— begin —
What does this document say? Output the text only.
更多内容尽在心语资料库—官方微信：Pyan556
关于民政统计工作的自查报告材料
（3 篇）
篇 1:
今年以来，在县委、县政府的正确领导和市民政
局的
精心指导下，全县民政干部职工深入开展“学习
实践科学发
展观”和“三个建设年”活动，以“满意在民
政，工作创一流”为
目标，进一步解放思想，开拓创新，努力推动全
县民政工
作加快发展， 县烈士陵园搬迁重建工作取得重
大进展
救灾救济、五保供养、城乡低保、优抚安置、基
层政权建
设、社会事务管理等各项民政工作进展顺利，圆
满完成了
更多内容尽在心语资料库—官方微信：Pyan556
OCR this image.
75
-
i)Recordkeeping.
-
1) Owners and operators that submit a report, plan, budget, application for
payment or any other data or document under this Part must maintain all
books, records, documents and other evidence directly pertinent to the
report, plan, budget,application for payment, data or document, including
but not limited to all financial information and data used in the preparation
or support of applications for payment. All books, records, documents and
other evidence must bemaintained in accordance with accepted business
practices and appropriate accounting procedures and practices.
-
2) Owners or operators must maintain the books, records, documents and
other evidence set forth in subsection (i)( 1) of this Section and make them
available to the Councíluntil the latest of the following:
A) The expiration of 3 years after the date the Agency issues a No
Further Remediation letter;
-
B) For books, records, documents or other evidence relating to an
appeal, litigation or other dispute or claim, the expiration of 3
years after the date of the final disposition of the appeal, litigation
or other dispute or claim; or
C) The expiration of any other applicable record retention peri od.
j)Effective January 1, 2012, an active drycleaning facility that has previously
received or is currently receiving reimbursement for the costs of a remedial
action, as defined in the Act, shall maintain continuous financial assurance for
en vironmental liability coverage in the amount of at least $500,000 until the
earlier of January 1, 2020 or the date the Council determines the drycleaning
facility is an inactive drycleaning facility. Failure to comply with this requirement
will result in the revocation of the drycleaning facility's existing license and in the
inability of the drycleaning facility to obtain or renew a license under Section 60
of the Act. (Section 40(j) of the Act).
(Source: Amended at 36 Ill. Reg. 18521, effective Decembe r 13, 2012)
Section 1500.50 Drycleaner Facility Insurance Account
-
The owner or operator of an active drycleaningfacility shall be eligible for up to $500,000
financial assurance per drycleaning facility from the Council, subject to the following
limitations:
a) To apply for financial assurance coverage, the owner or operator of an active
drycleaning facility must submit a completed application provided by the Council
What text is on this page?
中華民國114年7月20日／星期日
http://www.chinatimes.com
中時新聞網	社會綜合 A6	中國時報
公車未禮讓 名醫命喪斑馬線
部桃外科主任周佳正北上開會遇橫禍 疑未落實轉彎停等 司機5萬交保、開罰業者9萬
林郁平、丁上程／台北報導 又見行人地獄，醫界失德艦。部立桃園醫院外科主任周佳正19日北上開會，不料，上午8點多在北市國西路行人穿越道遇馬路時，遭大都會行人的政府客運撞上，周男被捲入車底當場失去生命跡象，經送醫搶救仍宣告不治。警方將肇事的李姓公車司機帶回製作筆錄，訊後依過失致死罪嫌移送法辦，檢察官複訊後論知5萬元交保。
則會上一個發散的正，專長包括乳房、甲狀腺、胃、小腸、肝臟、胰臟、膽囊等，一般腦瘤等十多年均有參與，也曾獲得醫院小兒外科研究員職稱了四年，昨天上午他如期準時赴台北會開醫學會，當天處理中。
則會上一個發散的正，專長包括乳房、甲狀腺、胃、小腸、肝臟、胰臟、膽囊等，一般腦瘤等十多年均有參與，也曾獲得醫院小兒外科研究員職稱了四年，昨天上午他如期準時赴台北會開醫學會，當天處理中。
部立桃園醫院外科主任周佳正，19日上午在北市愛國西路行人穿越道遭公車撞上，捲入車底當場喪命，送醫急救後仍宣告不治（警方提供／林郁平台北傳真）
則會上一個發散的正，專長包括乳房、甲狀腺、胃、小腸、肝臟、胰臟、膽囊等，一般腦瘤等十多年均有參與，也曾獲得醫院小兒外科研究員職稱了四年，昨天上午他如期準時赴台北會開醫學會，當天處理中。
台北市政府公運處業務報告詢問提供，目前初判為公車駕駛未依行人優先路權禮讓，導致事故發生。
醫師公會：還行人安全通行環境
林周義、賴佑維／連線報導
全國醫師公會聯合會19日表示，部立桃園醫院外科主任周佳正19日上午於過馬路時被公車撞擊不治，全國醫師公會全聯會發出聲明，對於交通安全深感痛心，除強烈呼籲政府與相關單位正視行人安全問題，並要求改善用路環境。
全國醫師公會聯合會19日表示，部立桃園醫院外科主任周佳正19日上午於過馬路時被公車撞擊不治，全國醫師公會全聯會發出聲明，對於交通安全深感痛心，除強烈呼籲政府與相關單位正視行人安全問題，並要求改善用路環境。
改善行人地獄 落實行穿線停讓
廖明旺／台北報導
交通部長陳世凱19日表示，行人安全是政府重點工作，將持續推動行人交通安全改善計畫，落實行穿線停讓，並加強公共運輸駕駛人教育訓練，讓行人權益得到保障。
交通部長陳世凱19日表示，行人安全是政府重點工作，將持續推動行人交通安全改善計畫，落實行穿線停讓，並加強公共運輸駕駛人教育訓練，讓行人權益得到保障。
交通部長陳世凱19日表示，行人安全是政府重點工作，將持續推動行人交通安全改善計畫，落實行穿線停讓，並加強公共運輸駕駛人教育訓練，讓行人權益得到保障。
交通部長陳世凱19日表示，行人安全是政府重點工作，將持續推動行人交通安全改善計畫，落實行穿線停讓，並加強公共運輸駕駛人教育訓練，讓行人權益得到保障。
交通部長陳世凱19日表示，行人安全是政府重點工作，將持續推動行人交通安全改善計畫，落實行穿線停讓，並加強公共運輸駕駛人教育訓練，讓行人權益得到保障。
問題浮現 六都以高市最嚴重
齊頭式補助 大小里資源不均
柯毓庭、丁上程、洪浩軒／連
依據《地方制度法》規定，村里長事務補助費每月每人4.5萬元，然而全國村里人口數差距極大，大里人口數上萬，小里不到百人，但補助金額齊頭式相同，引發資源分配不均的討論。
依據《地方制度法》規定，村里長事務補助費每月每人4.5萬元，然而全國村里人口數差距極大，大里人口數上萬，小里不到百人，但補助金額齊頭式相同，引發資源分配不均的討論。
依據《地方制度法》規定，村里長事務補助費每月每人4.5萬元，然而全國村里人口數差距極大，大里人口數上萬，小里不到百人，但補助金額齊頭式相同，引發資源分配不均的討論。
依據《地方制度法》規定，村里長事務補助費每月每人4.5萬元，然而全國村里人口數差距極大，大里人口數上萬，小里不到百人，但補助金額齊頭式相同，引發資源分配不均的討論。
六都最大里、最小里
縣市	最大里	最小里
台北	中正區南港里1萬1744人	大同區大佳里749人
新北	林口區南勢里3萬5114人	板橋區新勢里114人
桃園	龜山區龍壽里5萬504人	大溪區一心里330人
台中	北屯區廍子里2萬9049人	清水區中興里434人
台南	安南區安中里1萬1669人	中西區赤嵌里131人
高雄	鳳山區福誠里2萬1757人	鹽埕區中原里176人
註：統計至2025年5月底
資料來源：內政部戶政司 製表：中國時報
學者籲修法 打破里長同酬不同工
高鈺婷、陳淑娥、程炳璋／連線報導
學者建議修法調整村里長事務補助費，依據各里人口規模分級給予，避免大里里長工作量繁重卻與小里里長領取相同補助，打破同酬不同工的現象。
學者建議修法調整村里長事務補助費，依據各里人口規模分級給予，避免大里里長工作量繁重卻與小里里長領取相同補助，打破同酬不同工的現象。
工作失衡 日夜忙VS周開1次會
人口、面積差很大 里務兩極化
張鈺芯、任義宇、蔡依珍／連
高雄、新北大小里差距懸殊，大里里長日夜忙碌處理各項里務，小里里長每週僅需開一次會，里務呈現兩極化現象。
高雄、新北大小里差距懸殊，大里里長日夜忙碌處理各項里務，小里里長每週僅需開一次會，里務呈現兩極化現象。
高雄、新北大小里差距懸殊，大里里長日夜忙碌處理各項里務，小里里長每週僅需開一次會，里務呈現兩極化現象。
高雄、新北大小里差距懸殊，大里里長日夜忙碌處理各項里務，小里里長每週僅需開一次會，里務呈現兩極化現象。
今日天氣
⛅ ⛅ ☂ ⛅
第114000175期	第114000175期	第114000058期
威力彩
— end —
Exercise aim: Copy out all lines above that include the string "plan".

Written answer:
1) Owners and operators that submit a report, plan, budget, application for
report, plan, budget,application for payment, data or document, including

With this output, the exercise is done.